- ИСХОДНЫЙ ФРАГМЕНТ:
Таким образом, вполне очевидно, что процессы глобализации принципиально повлияли на архитектонику мирового сообщества, сделав его полностью планетарным явлением, а отношения, связи, коммуникации и информационные потоки – трансграничными. Все это дает основание рассматривать теперь человечество в качестве единой, целостной системы относительно практически всех параметров общественной жизни. К тому же важно подчеркнуть, что национальные государства, которых насчитывается уже около 200, перестали быть единственными субъектами международных отношений, поскольку в таком же качестве выступают теперь и множество международных организаций, транснациональных корпораций, в том числе и криминальных, связанных с международной преступностью и терроризмом, наркоторговлей и т. п. При этом весь данный мир с множеством взаимодействующих и противоборствующих субъектов, как и прежде, в основном лишь стихийно саморегулируется и никак не управляется. Данное обстоятельство заслуживает особого внимания, поскольку, не имея адекватной системы управления, мировое сообщество перед лицом принципиально новых вызовов и задач все больше втягивается в ситуацию неопределенности и нарастания противоречий.

По сути, это главная опасность для человечества, поскольку многочисленные экономические, политические, социальные и иные проблемы, вырастая до глобальных масштабов, выходят из-под контроля национальных государств и не получают адекватного решения. Национальные же государства сегодня являются главными субъектами международных отношений. А поскольку каждое из них преследует в первую очередь собственные цели, то это приводит к столкновению их интересов, которые они отстаивают всеми доступными им средствами. В итоге многочисленные разногласия и конфликты на международной арене решаются в основном, как и прежде, с позиции силы. При этом сила не всегда используется непосредственно или выступает в грубой и неприкрытой форме. Зачастую, особенно в политике и экономике, принуждение происходит теперь посредством косвенного воздействия, именуемого «мягкой силой».

- ЗАДАНИЯ К УПРАЖНЕНИЮ:
1. Изложите в виде краткого списка абзац фрагмента о глобализации, который начинается словами «По сути, это главная опасность», и сохраните его основные факты.
2. Покажите все строки записей, в которых встречается строка «mounting», с учетом регистра.
Фрагмент и записи взяты из разных источников.

- МАТЕРИАЛ ЗАДАНИЯ:
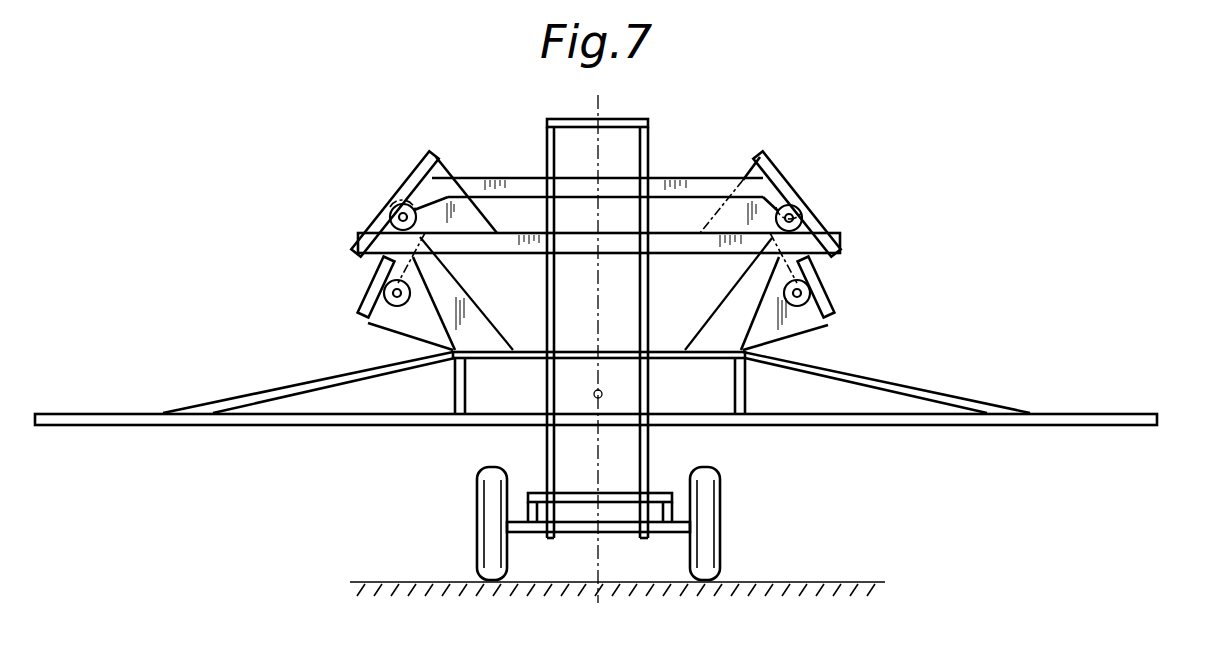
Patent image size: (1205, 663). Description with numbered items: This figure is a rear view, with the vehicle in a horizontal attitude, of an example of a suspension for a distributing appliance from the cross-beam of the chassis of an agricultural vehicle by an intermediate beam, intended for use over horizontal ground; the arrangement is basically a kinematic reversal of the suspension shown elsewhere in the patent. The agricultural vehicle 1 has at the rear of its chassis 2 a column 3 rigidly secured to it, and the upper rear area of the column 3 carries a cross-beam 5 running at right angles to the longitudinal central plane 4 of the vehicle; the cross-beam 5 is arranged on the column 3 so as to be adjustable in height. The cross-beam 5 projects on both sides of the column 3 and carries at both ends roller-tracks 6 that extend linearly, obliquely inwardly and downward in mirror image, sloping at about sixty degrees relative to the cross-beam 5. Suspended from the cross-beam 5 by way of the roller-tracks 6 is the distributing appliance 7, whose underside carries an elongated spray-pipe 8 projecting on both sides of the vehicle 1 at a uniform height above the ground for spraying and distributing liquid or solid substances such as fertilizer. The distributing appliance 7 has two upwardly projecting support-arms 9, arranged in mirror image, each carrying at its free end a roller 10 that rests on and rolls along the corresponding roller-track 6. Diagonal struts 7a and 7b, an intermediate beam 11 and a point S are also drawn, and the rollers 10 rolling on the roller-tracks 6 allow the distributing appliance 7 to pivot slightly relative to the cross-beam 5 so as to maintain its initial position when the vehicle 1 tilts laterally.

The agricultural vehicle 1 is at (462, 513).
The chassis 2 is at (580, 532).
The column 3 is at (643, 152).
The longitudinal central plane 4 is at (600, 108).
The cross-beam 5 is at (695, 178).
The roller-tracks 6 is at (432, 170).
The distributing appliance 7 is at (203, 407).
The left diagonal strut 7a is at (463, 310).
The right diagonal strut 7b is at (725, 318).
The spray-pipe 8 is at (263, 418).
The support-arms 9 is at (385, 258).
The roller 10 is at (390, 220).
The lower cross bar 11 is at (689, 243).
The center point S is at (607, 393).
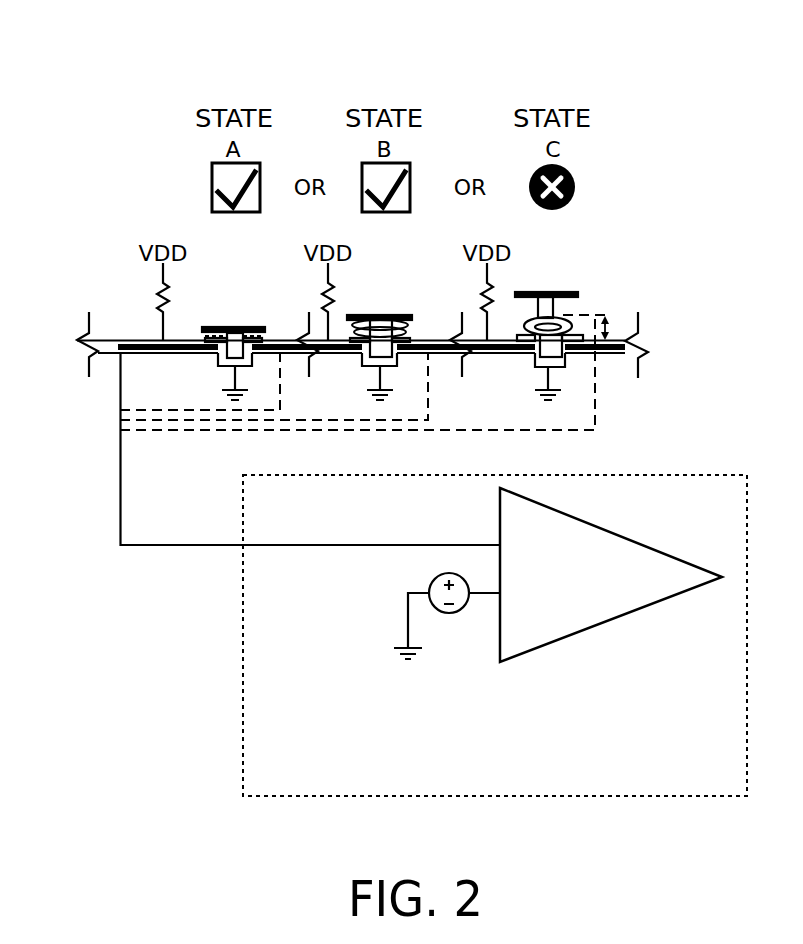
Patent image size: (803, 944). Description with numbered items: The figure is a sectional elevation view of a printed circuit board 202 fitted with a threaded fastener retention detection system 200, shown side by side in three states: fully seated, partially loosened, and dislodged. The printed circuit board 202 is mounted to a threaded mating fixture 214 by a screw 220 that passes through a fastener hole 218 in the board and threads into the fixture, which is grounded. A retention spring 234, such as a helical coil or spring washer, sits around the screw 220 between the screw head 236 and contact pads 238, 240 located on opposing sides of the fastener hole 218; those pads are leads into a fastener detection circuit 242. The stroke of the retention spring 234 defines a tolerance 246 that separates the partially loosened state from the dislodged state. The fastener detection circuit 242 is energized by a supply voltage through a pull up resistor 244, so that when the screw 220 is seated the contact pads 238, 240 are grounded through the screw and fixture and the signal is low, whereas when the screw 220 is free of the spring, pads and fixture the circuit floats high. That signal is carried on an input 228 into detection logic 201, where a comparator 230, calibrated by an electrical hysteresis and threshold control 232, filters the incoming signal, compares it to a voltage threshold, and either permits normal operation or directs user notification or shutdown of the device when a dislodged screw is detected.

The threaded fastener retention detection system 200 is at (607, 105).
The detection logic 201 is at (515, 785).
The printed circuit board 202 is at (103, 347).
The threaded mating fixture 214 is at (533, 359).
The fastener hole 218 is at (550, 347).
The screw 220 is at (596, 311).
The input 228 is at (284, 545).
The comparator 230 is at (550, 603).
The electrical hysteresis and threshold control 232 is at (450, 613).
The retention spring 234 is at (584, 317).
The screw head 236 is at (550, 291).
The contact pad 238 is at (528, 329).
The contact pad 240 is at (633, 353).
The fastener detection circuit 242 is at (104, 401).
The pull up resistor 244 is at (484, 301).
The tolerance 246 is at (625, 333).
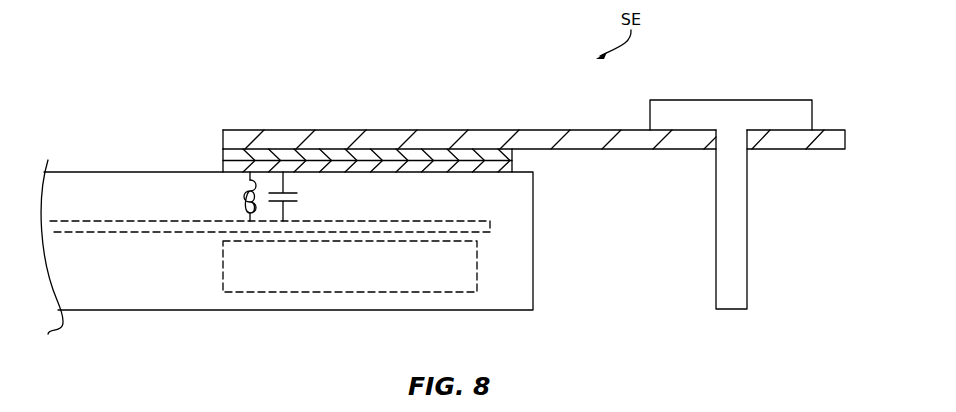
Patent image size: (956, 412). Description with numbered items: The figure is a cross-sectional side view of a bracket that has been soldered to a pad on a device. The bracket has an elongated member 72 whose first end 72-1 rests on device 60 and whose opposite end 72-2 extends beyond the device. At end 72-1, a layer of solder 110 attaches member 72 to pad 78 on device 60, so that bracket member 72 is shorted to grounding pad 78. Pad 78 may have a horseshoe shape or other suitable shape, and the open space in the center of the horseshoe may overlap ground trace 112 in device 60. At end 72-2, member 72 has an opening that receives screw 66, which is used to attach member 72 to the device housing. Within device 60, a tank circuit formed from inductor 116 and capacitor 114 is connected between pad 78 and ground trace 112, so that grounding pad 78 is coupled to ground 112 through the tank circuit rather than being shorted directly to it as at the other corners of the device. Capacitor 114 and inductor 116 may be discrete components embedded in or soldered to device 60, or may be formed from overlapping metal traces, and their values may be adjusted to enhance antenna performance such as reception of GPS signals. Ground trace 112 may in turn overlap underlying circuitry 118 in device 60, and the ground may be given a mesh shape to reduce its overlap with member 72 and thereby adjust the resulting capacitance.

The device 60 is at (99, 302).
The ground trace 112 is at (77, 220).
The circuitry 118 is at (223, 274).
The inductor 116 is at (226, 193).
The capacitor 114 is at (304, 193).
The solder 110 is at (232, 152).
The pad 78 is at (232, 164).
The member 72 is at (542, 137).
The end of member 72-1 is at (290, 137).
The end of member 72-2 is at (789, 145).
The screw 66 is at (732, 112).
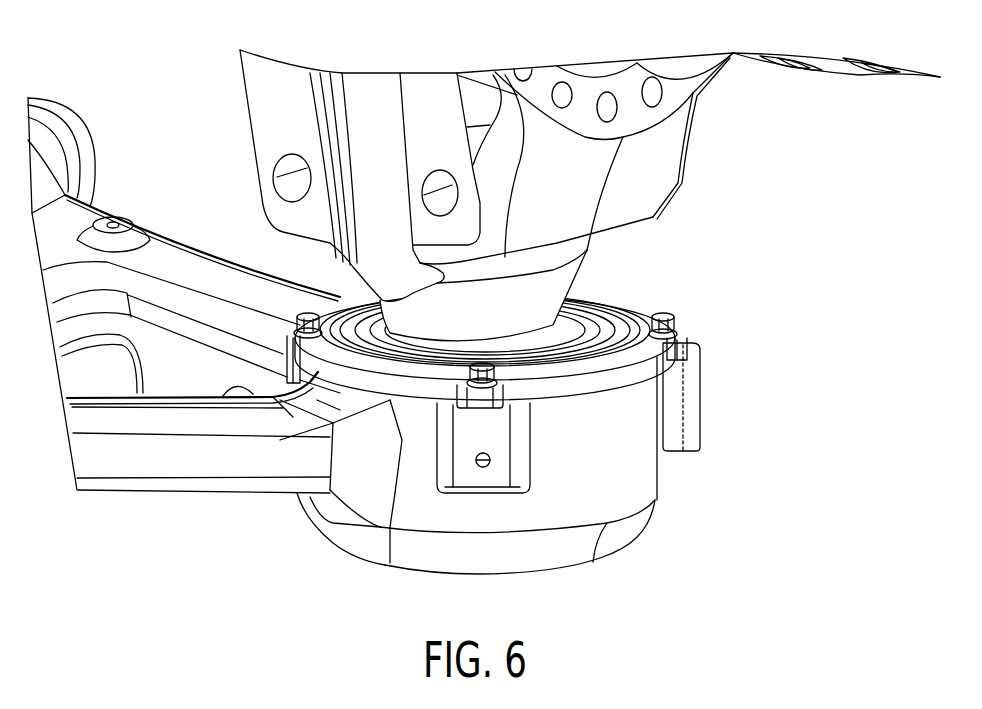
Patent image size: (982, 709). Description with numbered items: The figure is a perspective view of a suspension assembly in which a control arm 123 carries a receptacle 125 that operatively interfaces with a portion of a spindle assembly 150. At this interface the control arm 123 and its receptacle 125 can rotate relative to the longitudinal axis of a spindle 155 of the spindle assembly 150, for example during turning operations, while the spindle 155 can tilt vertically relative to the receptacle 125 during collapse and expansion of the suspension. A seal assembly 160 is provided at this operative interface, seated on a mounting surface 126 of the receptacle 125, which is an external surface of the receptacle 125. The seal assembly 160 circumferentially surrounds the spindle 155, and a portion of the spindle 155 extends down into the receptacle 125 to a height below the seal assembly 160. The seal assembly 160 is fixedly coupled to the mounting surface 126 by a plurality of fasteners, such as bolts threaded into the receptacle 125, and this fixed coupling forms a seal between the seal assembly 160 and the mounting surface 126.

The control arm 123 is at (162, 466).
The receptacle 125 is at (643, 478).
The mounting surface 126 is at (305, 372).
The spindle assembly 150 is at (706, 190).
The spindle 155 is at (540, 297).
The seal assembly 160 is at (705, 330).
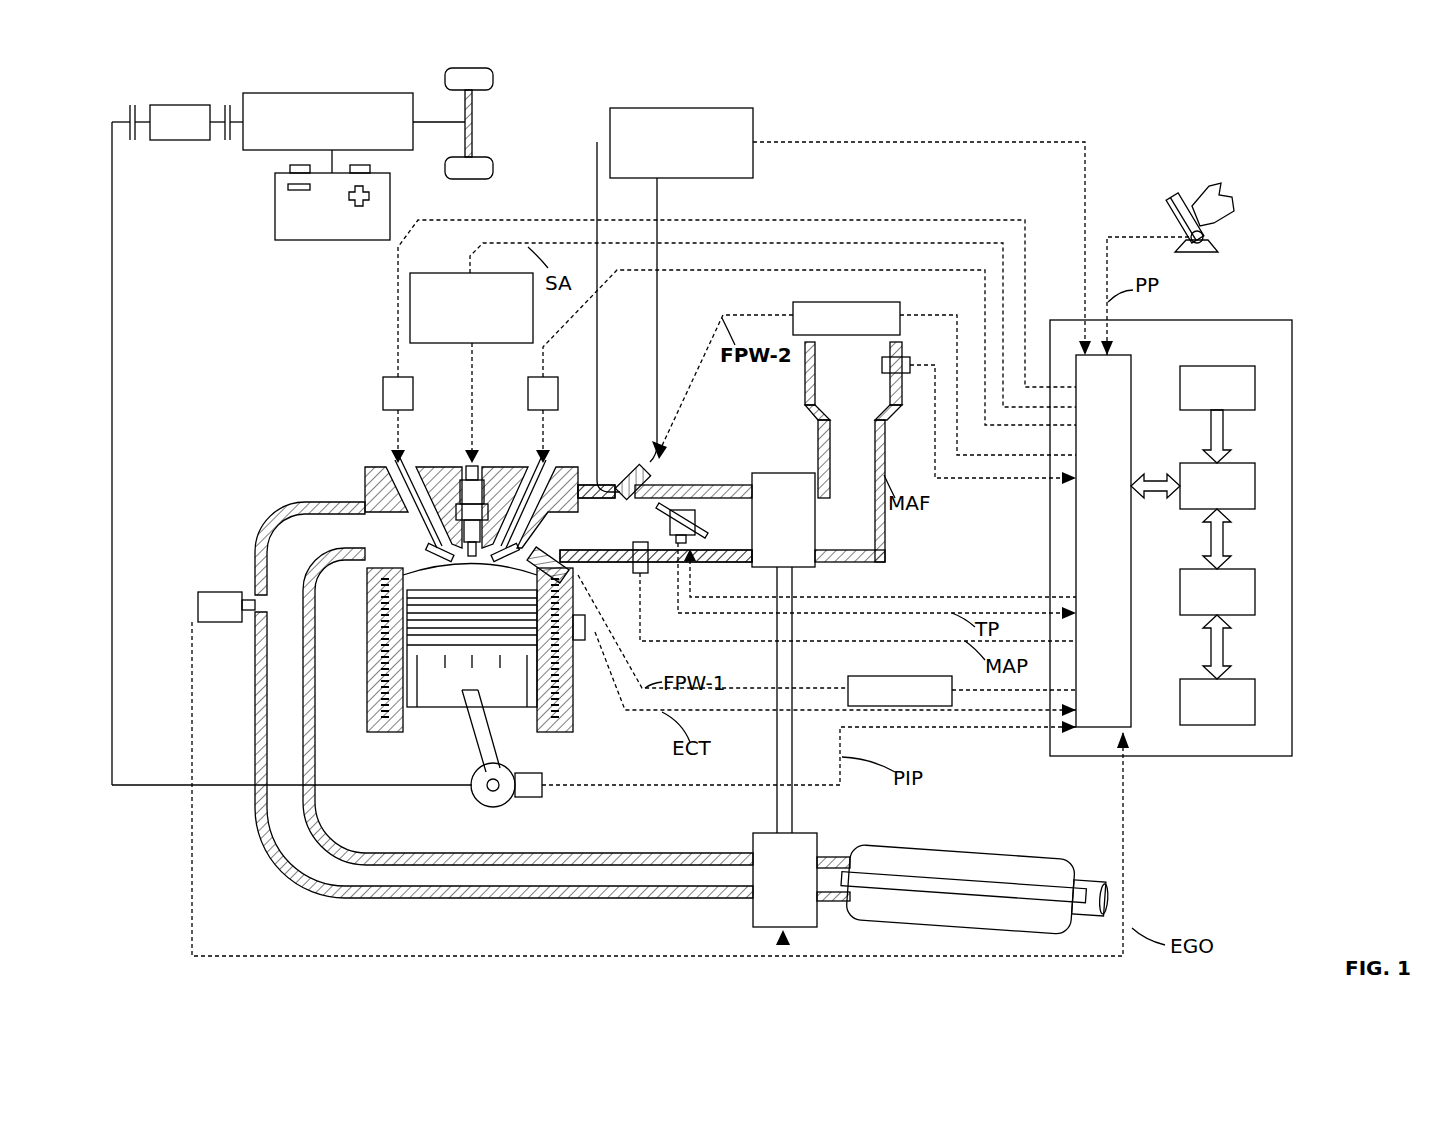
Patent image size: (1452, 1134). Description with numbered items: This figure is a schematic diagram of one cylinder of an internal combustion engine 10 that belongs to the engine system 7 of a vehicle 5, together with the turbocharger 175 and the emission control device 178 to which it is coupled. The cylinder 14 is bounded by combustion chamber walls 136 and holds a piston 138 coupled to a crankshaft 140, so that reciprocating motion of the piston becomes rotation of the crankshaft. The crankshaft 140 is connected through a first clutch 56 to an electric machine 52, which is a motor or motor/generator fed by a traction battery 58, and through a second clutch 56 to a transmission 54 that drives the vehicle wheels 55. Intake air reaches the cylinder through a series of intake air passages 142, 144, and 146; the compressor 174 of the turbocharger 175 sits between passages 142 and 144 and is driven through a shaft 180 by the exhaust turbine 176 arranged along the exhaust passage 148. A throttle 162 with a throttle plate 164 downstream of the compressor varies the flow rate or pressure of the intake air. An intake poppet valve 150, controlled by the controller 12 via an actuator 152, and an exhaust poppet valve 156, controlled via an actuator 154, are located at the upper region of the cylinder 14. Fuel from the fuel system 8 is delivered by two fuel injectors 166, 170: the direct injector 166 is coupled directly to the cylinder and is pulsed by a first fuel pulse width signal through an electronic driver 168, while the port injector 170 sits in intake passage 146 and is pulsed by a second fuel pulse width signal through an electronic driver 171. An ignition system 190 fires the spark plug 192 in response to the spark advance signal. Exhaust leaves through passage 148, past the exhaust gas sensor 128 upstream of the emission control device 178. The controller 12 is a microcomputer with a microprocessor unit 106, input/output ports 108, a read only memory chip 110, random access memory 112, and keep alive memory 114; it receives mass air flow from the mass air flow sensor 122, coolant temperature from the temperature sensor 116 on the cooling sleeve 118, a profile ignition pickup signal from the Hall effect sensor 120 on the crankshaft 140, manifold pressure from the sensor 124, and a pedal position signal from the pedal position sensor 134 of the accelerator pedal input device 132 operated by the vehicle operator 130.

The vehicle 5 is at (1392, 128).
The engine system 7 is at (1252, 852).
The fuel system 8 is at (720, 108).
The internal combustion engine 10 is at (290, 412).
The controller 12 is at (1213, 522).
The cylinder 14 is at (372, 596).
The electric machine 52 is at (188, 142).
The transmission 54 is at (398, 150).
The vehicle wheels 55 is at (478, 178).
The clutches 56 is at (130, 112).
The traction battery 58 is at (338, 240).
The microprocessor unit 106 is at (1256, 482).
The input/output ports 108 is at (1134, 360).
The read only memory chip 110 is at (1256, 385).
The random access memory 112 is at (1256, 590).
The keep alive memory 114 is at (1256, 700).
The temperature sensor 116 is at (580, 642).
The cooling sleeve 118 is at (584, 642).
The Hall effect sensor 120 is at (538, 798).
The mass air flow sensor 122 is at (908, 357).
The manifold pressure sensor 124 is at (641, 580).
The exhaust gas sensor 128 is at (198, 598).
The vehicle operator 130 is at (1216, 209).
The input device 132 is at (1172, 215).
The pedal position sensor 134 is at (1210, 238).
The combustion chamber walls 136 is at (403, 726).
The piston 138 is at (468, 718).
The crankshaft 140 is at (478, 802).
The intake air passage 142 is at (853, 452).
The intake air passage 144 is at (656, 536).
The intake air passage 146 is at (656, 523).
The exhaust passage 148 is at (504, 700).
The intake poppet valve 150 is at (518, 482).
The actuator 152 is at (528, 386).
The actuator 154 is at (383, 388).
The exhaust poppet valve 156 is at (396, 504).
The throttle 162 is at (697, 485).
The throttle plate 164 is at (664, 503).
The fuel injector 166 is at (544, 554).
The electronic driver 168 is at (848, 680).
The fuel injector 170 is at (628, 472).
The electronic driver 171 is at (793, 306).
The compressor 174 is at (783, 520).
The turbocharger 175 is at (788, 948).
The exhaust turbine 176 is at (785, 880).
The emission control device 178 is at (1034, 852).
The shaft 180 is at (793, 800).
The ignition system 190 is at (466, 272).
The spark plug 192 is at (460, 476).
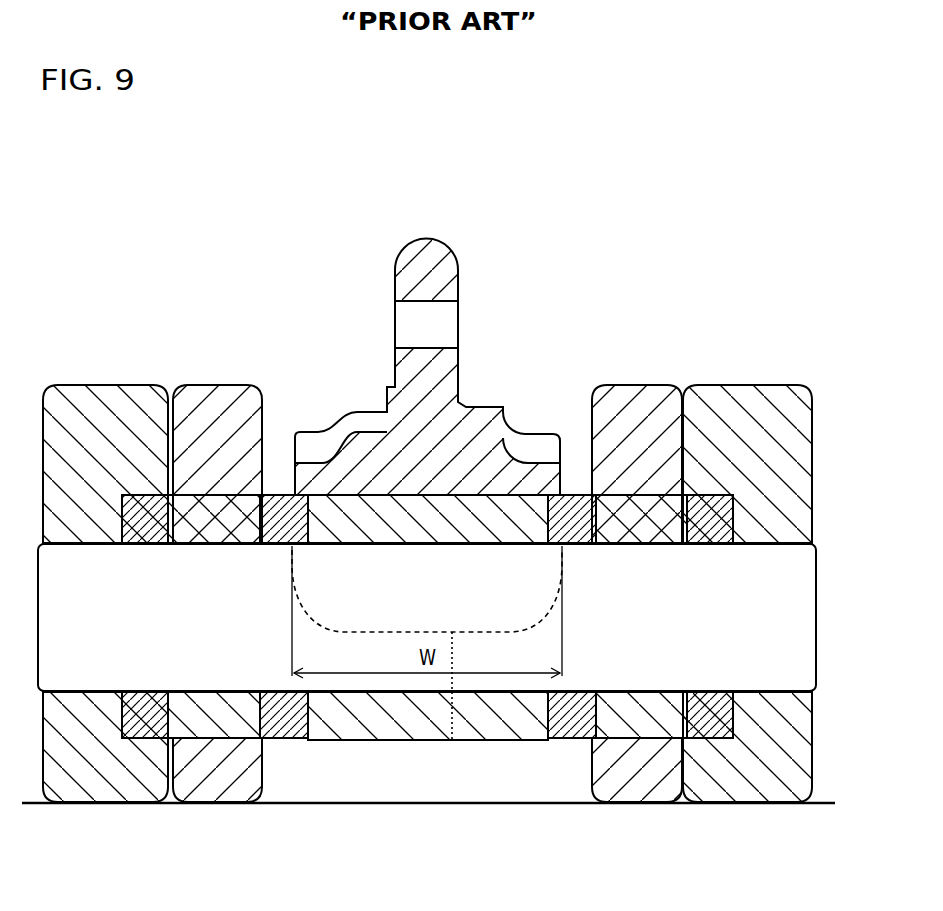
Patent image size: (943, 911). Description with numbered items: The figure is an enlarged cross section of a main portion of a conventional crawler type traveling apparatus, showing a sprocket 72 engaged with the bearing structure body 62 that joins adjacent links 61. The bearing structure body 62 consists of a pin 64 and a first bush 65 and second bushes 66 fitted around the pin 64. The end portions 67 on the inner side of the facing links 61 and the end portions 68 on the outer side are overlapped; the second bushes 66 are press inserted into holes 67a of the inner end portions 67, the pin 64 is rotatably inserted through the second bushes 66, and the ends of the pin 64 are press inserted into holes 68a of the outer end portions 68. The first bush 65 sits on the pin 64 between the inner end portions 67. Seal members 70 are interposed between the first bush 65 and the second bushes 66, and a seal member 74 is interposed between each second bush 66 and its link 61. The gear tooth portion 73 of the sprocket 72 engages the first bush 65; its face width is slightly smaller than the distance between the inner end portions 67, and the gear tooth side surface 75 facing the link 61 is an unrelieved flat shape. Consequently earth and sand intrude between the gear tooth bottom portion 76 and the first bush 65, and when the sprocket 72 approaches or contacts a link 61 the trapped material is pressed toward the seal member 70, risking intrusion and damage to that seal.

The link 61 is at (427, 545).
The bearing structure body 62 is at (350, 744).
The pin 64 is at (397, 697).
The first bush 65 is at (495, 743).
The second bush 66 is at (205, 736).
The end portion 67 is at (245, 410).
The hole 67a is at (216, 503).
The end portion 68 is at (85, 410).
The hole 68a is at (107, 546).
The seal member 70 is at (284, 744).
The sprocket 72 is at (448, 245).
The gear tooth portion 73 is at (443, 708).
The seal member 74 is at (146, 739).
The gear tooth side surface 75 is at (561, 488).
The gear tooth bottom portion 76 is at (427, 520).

- ОТВЕТЫ К УПРАЖНЕНИЮ:
1.
- Главная опасность для человечества в том, что экономические, политические, социальные и иные проблемы вырастают до глобальных масштабов. Они выходят из-под контроля национальных государств и не получают адекватного решения.
- Национальные государства сегодня являются главными субъектами международных отношений.
- Каждое государство преследует прежде всего собственные цели. Это ведет к столкновению интересов, которые государства отстаивают всеми доступными средствами.
- Разногласия и конфликты на международной арене по-прежнему решаются в основном с позиции силы.
- Сила не всегда применяется напрямую и в грубой форме. Часто, особенно в политике и экономике, принуждение происходит через косвенное воздействие, называемое «мягкой силой».

2.
Patent image size: (982, 709). Description with numbered items: The figure is a perspective view of a suspension assembly in which a control arm 123 carries a receptacle 125 that operatively interfaces with a portion of a spindle assembly 150. At this interface the control arm 123 and its receptacle 125 can rotate relative to the longitudinal axis of a spindle 155 of the spindle assembly 150, for example during turning operations, while the spindle 155 can tilt vertically relative to the receptacle 125 during collapse and expansion of the suspension. A seal assembly 160 is provided at this operative interface, seated on a mounting surface 126 of the receptacle 125, which is an external surface of the receptacle 125. The seal assembly 160 circumferentially surrounds the spindle 155, and a portion of the spindle 155 extends down into the receptacle 125 to a height below the seal assembly 160. The seal assembly 160 is fixedly coupled to the mounting surface 126 by a plurality of fasteners, such as bolts threaded into the receptacle 125, and this fixed coupling forms a seal between the seal assembly 160 and the mounting surface 126.
The mounting surface 126 is at (305, 372).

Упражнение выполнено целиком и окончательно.